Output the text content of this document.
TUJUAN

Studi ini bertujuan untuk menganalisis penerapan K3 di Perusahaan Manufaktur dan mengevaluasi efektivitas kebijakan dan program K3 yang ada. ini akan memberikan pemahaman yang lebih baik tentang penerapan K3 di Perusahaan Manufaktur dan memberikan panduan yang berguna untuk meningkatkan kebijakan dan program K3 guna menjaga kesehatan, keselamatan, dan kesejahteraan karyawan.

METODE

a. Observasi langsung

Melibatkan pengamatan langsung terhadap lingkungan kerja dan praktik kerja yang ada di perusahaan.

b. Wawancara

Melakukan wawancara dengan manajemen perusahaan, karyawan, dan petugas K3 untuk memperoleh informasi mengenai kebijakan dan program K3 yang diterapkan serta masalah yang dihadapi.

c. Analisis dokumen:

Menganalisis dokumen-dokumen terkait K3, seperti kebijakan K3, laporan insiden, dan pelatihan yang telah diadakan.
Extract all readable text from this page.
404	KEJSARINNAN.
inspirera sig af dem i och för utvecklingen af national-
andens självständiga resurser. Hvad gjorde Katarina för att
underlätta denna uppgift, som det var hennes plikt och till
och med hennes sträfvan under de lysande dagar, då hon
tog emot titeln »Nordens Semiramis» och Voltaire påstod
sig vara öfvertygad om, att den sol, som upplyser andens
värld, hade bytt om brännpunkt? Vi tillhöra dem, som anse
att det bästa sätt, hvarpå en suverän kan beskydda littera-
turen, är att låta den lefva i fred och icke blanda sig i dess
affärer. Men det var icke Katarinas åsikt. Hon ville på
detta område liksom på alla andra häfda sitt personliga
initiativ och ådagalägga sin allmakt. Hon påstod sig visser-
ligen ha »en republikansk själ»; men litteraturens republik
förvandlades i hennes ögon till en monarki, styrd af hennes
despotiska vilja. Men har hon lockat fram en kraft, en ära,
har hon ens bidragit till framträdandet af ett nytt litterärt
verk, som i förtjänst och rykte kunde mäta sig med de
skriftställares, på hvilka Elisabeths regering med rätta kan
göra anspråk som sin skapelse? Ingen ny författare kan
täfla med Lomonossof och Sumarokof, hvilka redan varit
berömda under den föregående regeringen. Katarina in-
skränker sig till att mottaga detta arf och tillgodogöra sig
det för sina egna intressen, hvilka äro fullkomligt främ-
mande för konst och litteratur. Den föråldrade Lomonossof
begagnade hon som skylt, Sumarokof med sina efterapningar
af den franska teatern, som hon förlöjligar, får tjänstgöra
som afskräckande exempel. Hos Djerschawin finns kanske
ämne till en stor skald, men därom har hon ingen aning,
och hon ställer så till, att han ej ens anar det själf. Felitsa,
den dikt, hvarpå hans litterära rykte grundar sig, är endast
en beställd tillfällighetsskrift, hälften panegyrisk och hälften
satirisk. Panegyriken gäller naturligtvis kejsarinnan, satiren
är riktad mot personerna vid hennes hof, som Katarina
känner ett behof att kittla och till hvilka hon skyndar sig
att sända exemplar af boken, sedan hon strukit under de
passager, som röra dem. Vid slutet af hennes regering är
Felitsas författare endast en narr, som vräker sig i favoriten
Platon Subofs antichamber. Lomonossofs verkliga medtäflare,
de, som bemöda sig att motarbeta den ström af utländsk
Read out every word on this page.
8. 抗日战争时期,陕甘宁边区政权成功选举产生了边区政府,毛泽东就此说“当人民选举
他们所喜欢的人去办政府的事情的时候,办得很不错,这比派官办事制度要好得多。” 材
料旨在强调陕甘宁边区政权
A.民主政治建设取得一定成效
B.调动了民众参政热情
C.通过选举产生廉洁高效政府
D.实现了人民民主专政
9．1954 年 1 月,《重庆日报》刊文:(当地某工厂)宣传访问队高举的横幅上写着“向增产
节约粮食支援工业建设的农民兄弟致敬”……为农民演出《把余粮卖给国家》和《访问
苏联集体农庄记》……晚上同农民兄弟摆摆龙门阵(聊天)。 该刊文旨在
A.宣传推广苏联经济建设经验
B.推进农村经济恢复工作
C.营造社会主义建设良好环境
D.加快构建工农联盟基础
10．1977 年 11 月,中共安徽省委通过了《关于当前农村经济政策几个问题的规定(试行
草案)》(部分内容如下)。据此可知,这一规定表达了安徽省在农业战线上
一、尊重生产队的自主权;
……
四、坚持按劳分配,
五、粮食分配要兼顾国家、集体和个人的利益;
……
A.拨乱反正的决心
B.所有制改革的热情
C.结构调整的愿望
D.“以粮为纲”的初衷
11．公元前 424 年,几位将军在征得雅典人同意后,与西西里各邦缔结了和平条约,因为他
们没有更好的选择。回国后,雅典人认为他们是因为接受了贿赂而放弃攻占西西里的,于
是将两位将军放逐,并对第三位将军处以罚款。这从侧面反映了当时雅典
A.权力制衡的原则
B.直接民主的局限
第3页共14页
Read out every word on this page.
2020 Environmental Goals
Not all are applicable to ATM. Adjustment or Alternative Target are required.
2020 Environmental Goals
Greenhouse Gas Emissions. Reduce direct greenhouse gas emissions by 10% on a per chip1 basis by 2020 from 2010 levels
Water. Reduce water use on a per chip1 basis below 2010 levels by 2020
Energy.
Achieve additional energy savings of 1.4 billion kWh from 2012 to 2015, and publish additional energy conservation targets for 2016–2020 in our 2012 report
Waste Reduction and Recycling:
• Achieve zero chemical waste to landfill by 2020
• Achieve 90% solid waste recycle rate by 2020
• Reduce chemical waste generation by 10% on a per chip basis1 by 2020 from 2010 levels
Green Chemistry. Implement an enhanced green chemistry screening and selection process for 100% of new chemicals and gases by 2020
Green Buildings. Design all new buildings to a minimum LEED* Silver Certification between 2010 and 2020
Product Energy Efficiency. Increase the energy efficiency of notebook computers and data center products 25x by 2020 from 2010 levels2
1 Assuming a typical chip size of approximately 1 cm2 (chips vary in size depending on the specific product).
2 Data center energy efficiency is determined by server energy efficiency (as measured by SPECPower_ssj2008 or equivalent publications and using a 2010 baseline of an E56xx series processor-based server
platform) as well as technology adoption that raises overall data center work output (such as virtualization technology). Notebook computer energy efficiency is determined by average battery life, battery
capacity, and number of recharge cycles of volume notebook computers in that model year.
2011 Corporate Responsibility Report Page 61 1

···

### GOAL OF THE EXERCISE:
Word for word, extract all the records.

### CORRECT RESULT:
Output the text content of this document.
TUJUAN

Studi ini bertujuan untuk menganalisis penerapan K3 di Perusahaan Manufaktur dan mengevaluasi efektivitas kebijakan dan program K3 yang ada. ini akan memberikan pemahaman yang lebih baik tentang penerapan K3 di Perusahaan Manufaktur dan memberikan panduan yang berguna untuk meningkatkan kebijakan dan program K3 guna menjaga kesehatan, keselamatan, dan kesejahteraan karyawan.

METODE

a. Observasi langsung

Melibatkan pengamatan langsung terhadap lingkungan kerja dan praktik kerja yang ada di perusahaan.

b. Wawancara

Melakukan wawancara dengan manajemen perusahaan, karyawan, dan petugas K3 untuk memperoleh informasi mengenai kebijakan dan program K3 yang diterapkan serta masalah yang dihadapi.

c. Analisis dokumen:

Menganalisis dokumen-dokumen terkait K3, seperti kebijakan K3, laporan insiden, dan pelatihan yang telah diadakan.
Extract all readable text from this page.
404	KEJSARINNAN.
inspirera sig af dem i och för utvecklingen af national-
andens självständiga resurser. Hvad gjorde Katarina för att
underlätta denna uppgift, som det var hennes plikt och till
och med hennes sträfvan under de lysande dagar, då hon
tog emot titeln »Nordens Semiramis» och Voltaire påstod
sig vara öfvertygad om, att den sol, som upplyser andens
värld, hade bytt om brännpunkt? Vi tillhöra dem, som anse
att det bästa sätt, hvarpå en suverän kan beskydda littera-
turen, är att låta den lefva i fred och icke blanda sig i dess
affärer. Men det var icke Katarinas åsikt. Hon ville på
detta område liksom på alla andra häfda sitt personliga
initiativ och ådagalägga sin allmakt. Hon påstod sig visser-
ligen ha »en republikansk själ»; men litteraturens republik
förvandlades i hennes ögon till en monarki, styrd af hennes
despotiska vilja. Men har hon lockat fram en kraft, en ära,
har hon ens bidragit till framträdandet af ett nytt litterärt
verk, som i förtjänst och rykte kunde mäta sig med de
skriftställares, på hvilka Elisabeths regering med rätta kan
göra anspråk som sin skapelse? Ingen ny författare kan
täfla med Lomonossof och Sumarokof, hvilka redan varit
berömda under den föregående regeringen. Katarina in-
skränker sig till att mottaga detta arf och tillgodogöra sig
det för sina egna intressen, hvilka äro fullkomligt främ-
mande för konst och litteratur. Den föråldrade Lomonossof
begagnade hon som skylt, Sumarokof med sina efterapningar
af den franska teatern, som hon förlöjligar, får tjänstgöra
som afskräckande exempel. Hos Djerschawin finns kanske
ämne till en stor skald, men därom har hon ingen aning,
och hon ställer så till, att han ej ens anar det själf. Felitsa,
den dikt, hvarpå hans litterära rykte grundar sig, är endast
en beställd tillfällighetsskrift, hälften panegyrisk och hälften
satirisk. Panegyriken gäller naturligtvis kejsarinnan, satiren
är riktad mot personerna vid hennes hof, som Katarina
känner ett behof att kittla och till hvilka hon skyndar sig
att sända exemplar af boken, sedan hon strukit under de
passager, som röra dem. Vid slutet af hennes regering är
Felitsas författare endast en narr, som vräker sig i favoriten
Platon Subofs antichamber. Lomonossofs verkliga medtäflare,
de, som bemöda sig att motarbeta den ström af utländsk
Read out every word on this page.
8. 抗日战争时期,陕甘宁边区政权成功选举产生了边区政府,毛泽东就此说“当人民选举
他们所喜欢的人去办政府的事情的时候,办得很不错,这比派官办事制度要好得多。” 材
料旨在强调陕甘宁边区政权
A.民主政治建设取得一定成效
B.调动了民众参政热情
C.通过选举产生廉洁高效政府
D.实现了人民民主专政
9．1954 年 1 月,《重庆日报》刊文:(当地某工厂)宣传访问队高举的横幅上写着“向增产
节约粮食支援工业建设的农民兄弟致敬”……为农民演出《把余粮卖给国家》和《访问
苏联集体农庄记》……晚上同农民兄弟摆摆龙门阵(聊天)。 该刊文旨在
A.宣传推广苏联经济建设经验
B.推进农村经济恢复工作
C.营造社会主义建设良好环境
D.加快构建工农联盟基础
10．1977 年 11 月,中共安徽省委通过了《关于当前农村经济政策几个问题的规定(试行
草案)》(部分内容如下)。据此可知,这一规定表达了安徽省在农业战线上
一、尊重生产队的自主权;
……
四、坚持按劳分配,
五、粮食分配要兼顾国家、集体和个人的利益;
……
A.拨乱反正的决心
B.所有制改革的热情
C.结构调整的愿望
D.“以粮为纲”的初衷
11．公元前 424 年,几位将军在征得雅典人同意后,与西西里各邦缔结了和平条约,因为他
们没有更好的选择。回国后,雅典人认为他们是因为接受了贿赂而放弃攻占西西里的,于
是将两位将军放逐,并对第三位将军处以罚款。这从侧面反映了当时雅典
A.权力制衡的原则
B.直接民主的局限
第3页共14页
Read out every word on this page.
2020 Environmental Goals
Not all are applicable to ATM. Adjustment or Alternative Target are required.
2020 Environmental Goals
Greenhouse Gas Emissions. Reduce direct greenhouse gas emissions by 10% on a per chip1 basis by 2020 from 2010 levels
Water. Reduce water use on a per chip1 basis below 2010 levels by 2020
Energy.
Achieve additional energy savings of 1.4 billion kWh from 2012 to 2015, and publish additional energy conservation targets for 2016–2020 in our 2012 report
Waste Reduction and Recycling:
• Achieve zero chemical waste to landfill by 2020
• Achieve 90% solid waste recycle rate by 2020
• Reduce chemical waste generation by 10% on a per chip basis1 by 2020 from 2010 levels
Green Chemistry. Implement an enhanced green chemistry screening and selection process for 100% of new chemicals and gases by 2020
Green Buildings. Design all new buildings to a minimum LEED* Silver Certification between 2010 and 2020
Product Energy Efficiency. Increase the energy efficiency of notebook computers and data center products 25x by 2020 from 2010 levels2
1 Assuming a typical chip size of approximately 1 cm2 (chips vary in size depending on the specific product).
2 Data center energy efficiency is determined by server energy efficiency (as measured by SPECPower_ssj2008 or equivalent publications and using a 2010 baseline of an E56xx series processor-based server
platform) as well as technology adoption that raises overall data center work output (such as virtualization technology). Notebook computer energy efficiency is determined by average battery life, battery
capacity, and number of recharge cycles of volume notebook computers in that model year.
2011 Corporate Responsibility Report Page 61 1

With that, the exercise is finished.